◆ Work to be completed
Write out each entry, exactly the way it appears.

[Rows from a figure dataset]

"""

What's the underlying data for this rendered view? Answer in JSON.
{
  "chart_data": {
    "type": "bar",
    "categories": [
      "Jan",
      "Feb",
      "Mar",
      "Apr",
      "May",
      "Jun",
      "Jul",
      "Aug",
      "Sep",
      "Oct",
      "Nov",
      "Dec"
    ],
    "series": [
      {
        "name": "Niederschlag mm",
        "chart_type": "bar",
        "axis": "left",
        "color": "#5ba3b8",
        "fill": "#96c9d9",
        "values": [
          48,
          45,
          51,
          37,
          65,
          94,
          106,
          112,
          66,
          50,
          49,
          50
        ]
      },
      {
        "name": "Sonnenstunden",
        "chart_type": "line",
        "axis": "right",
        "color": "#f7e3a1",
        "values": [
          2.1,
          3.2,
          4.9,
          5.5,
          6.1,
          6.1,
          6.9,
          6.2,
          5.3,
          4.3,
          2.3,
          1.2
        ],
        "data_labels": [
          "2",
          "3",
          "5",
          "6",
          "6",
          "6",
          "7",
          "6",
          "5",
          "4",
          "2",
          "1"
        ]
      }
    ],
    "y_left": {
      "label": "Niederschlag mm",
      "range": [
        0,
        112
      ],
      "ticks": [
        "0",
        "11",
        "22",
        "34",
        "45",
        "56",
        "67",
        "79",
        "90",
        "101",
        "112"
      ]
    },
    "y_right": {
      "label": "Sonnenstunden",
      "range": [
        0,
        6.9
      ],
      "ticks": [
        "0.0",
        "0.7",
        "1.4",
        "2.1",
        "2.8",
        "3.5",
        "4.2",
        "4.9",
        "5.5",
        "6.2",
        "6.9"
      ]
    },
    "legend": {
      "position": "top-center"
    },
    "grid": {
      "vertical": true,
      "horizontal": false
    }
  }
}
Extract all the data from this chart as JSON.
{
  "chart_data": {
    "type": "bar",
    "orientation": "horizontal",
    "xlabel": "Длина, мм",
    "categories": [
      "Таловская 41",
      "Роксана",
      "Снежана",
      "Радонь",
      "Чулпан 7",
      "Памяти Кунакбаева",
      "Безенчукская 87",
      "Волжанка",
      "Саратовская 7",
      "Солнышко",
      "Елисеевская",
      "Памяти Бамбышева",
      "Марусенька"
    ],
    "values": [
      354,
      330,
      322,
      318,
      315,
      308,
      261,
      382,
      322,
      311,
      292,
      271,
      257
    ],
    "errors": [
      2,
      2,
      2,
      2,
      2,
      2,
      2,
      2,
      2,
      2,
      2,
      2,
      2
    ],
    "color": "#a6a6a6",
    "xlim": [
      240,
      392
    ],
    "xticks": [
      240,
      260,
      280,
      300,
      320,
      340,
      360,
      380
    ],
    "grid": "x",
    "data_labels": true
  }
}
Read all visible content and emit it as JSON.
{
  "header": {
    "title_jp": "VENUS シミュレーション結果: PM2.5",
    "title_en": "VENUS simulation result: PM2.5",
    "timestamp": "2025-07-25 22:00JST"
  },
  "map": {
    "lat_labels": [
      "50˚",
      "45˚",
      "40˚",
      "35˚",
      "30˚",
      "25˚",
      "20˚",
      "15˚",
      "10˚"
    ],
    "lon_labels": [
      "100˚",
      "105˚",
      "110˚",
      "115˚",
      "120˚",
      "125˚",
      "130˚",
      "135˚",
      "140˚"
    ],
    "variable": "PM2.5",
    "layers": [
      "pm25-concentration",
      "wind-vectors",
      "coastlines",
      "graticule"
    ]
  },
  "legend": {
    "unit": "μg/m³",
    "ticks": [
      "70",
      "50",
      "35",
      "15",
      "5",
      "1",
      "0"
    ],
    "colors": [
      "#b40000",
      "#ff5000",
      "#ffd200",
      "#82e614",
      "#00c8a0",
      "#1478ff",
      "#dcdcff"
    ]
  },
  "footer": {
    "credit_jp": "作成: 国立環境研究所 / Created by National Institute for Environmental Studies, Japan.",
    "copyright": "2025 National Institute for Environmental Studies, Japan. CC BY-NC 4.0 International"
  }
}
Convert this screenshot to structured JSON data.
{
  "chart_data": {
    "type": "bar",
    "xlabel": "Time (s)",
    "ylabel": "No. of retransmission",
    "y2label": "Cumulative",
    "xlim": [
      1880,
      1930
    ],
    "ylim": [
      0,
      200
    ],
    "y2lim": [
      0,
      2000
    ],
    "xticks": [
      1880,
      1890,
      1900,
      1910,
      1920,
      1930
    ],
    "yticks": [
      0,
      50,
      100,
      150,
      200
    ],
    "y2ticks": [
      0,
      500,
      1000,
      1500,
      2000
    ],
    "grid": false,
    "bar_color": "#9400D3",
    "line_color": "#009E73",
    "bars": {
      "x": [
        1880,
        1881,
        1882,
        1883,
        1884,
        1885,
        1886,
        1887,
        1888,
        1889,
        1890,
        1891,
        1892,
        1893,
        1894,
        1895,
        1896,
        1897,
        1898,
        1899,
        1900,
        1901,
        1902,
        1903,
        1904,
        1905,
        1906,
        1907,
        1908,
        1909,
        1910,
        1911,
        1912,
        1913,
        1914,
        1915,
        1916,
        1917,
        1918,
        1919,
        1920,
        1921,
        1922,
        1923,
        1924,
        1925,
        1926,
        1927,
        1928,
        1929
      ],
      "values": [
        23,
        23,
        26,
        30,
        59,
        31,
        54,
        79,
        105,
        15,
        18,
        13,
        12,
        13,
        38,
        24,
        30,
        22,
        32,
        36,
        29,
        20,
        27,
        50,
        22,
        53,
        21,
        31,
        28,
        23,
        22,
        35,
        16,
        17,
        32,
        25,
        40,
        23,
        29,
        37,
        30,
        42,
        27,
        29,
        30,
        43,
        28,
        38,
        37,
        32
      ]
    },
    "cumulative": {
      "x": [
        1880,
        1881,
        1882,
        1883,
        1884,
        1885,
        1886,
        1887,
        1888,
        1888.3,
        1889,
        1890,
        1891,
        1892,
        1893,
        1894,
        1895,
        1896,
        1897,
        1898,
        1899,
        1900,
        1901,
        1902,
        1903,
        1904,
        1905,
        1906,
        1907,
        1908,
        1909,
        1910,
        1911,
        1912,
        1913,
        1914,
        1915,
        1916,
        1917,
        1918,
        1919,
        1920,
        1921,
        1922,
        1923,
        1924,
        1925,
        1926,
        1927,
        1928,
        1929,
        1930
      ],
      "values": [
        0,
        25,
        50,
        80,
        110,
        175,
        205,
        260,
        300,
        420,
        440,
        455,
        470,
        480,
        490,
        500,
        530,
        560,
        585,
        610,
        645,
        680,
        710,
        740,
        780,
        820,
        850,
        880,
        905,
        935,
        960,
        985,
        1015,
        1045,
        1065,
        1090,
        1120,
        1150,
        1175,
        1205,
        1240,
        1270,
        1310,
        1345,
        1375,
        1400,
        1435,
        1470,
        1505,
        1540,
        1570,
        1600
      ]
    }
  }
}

"""

◆ Written response
What's the underlying data for this rendered view? Answer in JSON.
{
  "chart_data": {
    "type": "bar",
    "categories": [
      "Jan",
      "Feb",
      "Mar",
      "Apr",
      "May",
      "Jun",
      "Jul",
      "Aug",
      "Sep",
      "Oct",
      "Nov",
      "Dec"
    ],
    "series": [
      {
        "name": "Niederschlag mm",
        "chart_type": "bar",
        "axis": "left",
        "color": "#5ba3b8",
        "fill": "#96c9d9",
        "values": [
          48,
          45,
          51,
          37,
          65,
          94,
          106,
          112,
          66,
          50,
          49,
          50
        ]
      },
      {
        "name": "Sonnenstunden",
        "chart_type": "line",
        "axis": "right",
        "color": "#f7e3a1",
        "values": [
          2.1,
          3.2,
          4.9,
          5.5,
          6.1,
          6.1,
          6.9,
          6.2,
          5.3,
          4.3,
          2.3,
          1.2
        ],
        "data_labels": [
          "2",
          "3",
          "5",
          "6",
          "6",
          "6",
          "7",
          "6",
          "5",
          "4",
          "2",
          "1"
        ]
      }
    ],
    "y_left": {
      "label": "Niederschlag mm",
      "range": [
        0,
        112
      ],
      "ticks": [
        "0",
        "11",
        "22",
        "34",
        "45",
        "56",
        "67",
        "79",
        "90",
        "101",
        "112"
      ]
    },
    "y_right": {
      "label": "Sonnenstunden",
      "range": [
        0,
        6.9
      ],
      "ticks": [
        "0.0",
        "0.7",
        "1.4",
        "2.1",
        "2.8",
        "3.5",
        "4.2",
        "4.9",
        "5.5",
        "6.2",
        "6.9"
      ]
    },
    "legend": {
      "position": "top-center"
    },
    "grid": {
      "vertical": true,
      "horizontal": false
    }
  }
}
Extract all the data from this chart as JSON.
{
  "chart_data": {
    "type": "bar",
    "orientation": "horizontal",
    "xlabel": "Длина, мм",
    "categories": [
      "Таловская 41",
      "Роксана",
      "Снежана",
      "Радонь",
      "Чулпан 7",
      "Памяти Кунакбаева",
      "Безенчукская 87",
      "Волжанка",
      "Саратовская 7",
      "Солнышко",
      "Елисеевская",
      "Памяти Бамбышева",
      "Марусенька"
    ],
    "values": [
      354,
      330,
      322,
      318,
      315,
      308,
      261,
      382,
      322,
      311,
      292,
      271,
      257
    ],
    "errors": [
      2,
      2,
      2,
      2,
      2,
      2,
      2,
      2,
      2,
      2,
      2,
      2,
      2
    ],
    "color": "#a6a6a6",
    "xlim": [
      240,
      392
    ],
    "xticks": [
      240,
      260,
      280,
      300,
      320,
      340,
      360,
      380
    ],
    "grid": "x",
    "data_labels": true
  }
}
Read all visible content and emit it as JSON.
{
  "header": {
    "title_jp": "VENUS シミュレーション結果: PM2.5",
    "title_en": "VENUS simulation result: PM2.5",
    "timestamp": "2025-07-25 22:00JST"
  },
  "map": {
    "lat_labels": [
      "50˚",
      "45˚",
      "40˚",
      "35˚",
      "30˚",
      "25˚",
      "20˚",
      "15˚",
      "10˚"
    ],
    "lon_labels": [
      "100˚",
      "105˚",
      "110˚",
      "115˚",
      "120˚",
      "125˚",
      "130˚",
      "135˚",
      "140˚"
    ],
    "variable": "PM2.5",
    "layers": [
      "pm25-concentration",
      "wind-vectors",
      "coastlines",
      "graticule"
    ]
  },
  "legend": {
    "unit": "μg/m³",
    "ticks": [
      "70",
      "50",
      "35",
      "15",
      "5",
      "1",
      "0"
    ],
    "colors": [
      "#b40000",
      "#ff5000",
      "#ffd200",
      "#82e614",
      "#00c8a0",
      "#1478ff",
      "#dcdcff"
    ]
  },
  "footer": {
    "credit_jp": "作成: 国立環境研究所 / Created by National Institute for Environmental Studies, Japan.",
    "copyright": "2025 National Institute for Environmental Studies, Japan. CC BY-NC 4.0 International"
  }
}
Convert this screenshot to structured JSON data.
{
  "chart_data": {
    "type": "bar",
    "xlabel": "Time (s)",
    "ylabel": "No. of retransmission",
    "y2label": "Cumulative",
    "xlim": [
      1880,
      1930
    ],
    "ylim": [
      0,
      200
    ],
    "y2lim": [
      0,
      2000
    ],
    "xticks": [
      1880,
      1890,
      1900,
      1910,
      1920,
      1930
    ],
    "yticks": [
      0,
      50,
      100,
      150,
      200
    ],
    "y2ticks": [
      0,
      500,
      1000,
      1500,
      2000
    ],
    "grid": false,
    "bar_color": "#9400D3",
    "line_color": "#009E73",
    "bars": {
      "x": [
        1880,
        1881,
        1882,
        1883,
        1884,
        1885,
        1886,
        1887,
        1888,
        1889,
        1890,
        1891,
        1892,
        1893,
        1894,
        1895,
        1896,
        1897,
        1898,
        1899,
        1900,
        1901,
        1902,
        1903,
        1904,
        1905,
        1906,
        1907,
        1908,
        1909,
        1910,
        1911,
        1912,
        1913,
        1914,
        1915,
        1916,
        1917,
        1918,
        1919,
        1920,
        1921,
        1922,
        1923,
        1924,
        1925,
        1926,
        1927,
        1928,
        1929
      ],
      "values": [
        23,
        23,
        26,
        30,
        59,
        31,
        54,
        79,
        105,
        15,
        18,
        13,
        12,
        13,
        38,
        24,
        30,
        22,
        32,
        36,
        29,
        20,
        27,
        50,
        22,
        53,
        21,
        31,
        28,
        23,
        22,
        35,
        16,
        17,
        32,
        25,
        40,
        23,
        29,
        37,
        30,
        42,
        27,
        29,
        30,
        43,
        28,
        38,
        37,
        32
      ]
    },
    "cumulative": {
      "x": [
        1880,
        1881,
        1882,
        1883,
        1884,
        1885,
        1886,
        1887,
        1888,
        1888.3,
        1889,
        1890,
        1891,
        1892,
        1893,
        1894,
        1895,
        1896,
        1897,
        1898,
        1899,
        1900,
        1901,
        1902,
        1903,
        1904,
        1905,
        1906,
        1907,
        1908,
        1909,
        1910,
        1911,
        1912,
        1913,
        1914,
        1915,
        1916,
        1917,
        1918,
        1919,
        1920,
        1921,
        1922,
        1923,
        1924,
        1925,
        1926,
        1927,
        1928,
        1929,
        1930
      ],
      "values": [
        0,
        25,
        50,
        80,
        110,
        175,
        205,
        260,
        300,
        420,
        440,
        455,
        470,
        480,
        490,
        500,
        530,
        560,
        585,
        610,
        645,
        680,
        710,
        740,
        780,
        820,
        850,
        880,
        905,
        935,
        960,
        985,
        1015,
        1045,
        1065,
        1090,
        1120,
        1150,
        1175,
        1205,
        1240,
        1270,
        1310,
        1345,
        1375,
        1400,
        1435,
        1470,
        1505,
        1540,
        1570,
        1600
      ]
    }
  }
}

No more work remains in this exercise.